DO THIS: Write the records below out in full, character for character, with no pictures.
:: RECORDS PROVIDED ::
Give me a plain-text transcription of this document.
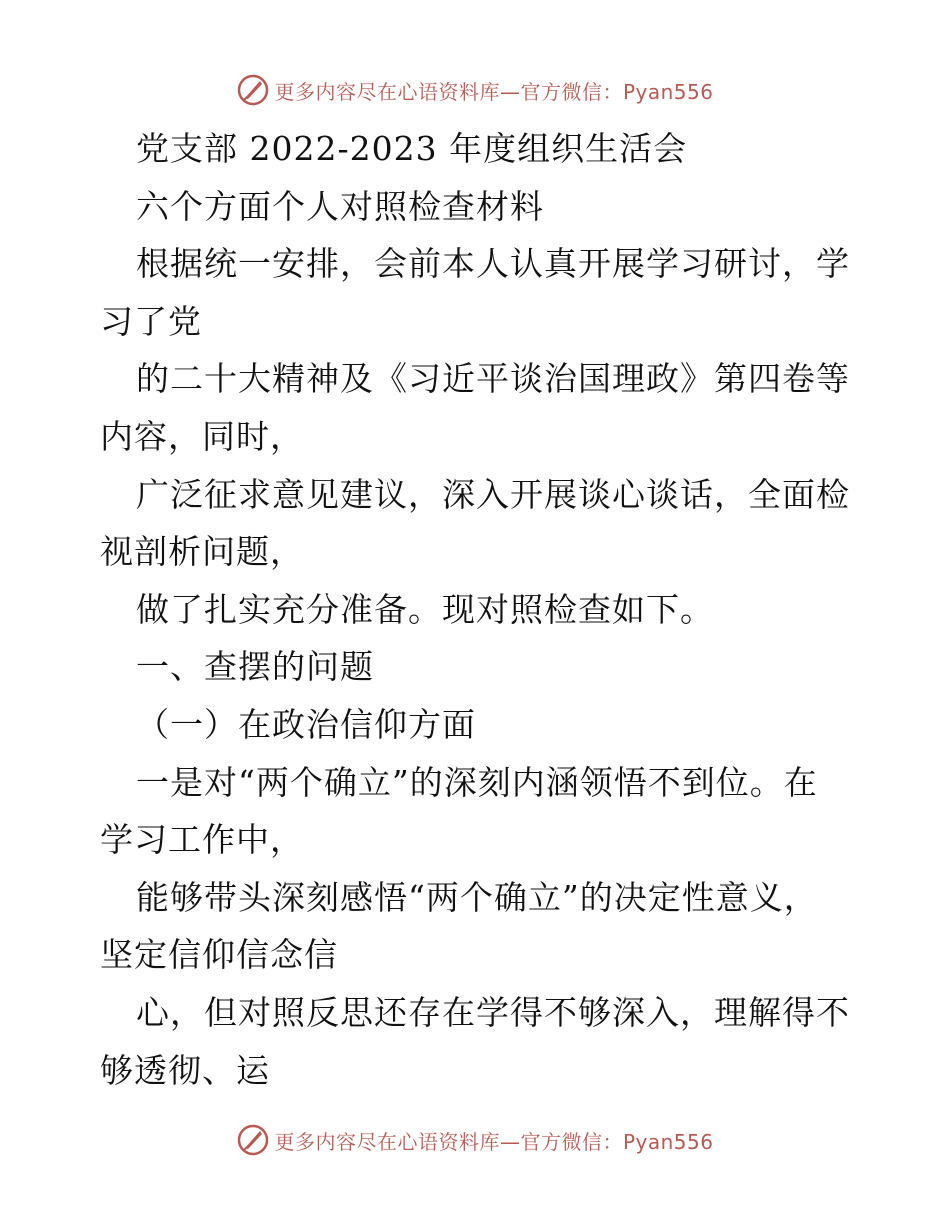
更多内容尽在心语资料库—官方微信：Pyan556
党支部 2022-2023 年度组织生活会
六个方面个人对照检查材料
根据统一安排，会前本人认真开展学习研讨，学
习了党
的二十大精神及《习近平谈治国理政》第四卷等
内容，同时，
广泛征求意见建议，深入开展谈心谈话，全面检
视剖析问题，
做了扎实充分准备。现对照检查如下。
一、查摆的问题
（一）在政治信仰方面
一是对“两个确立”的深刻内涵领悟不到位。在
学习工作中，
能够带头深刻感悟“两个确立”的决定性意义，
坚定信仰信念信
心，但对照反思还存在学得不够深入，理解得不
够透彻、运
更多内容尽在心语资料库—官方微信：Pyan556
:::
RESULT OF THE TASK:
Give me a plain-text transcription of this document.
更多内容尽在心语资料库—官方微信：Pyan556
党支部 2022-2023 年度组织生活会
六个方面个人对照检查材料
根据统一安排，会前本人认真开展学习研讨，学
习了党
的二十大精神及《习近平谈治国理政》第四卷等
内容，同时，
广泛征求意见建议，深入开展谈心谈话，全面检
视剖析问题，
做了扎实充分准备。现对照检查如下。
一、查摆的问题
（一）在政治信仰方面
一是对“两个确立”的深刻内涵领悟不到位。在
学习工作中，
能够带头深刻感悟“两个确立”的决定性意义，
坚定信仰信念信
心，但对照反思还存在学得不够深入，理解得不
够透彻、运
更多内容尽在心语资料库—官方微信：Pyan556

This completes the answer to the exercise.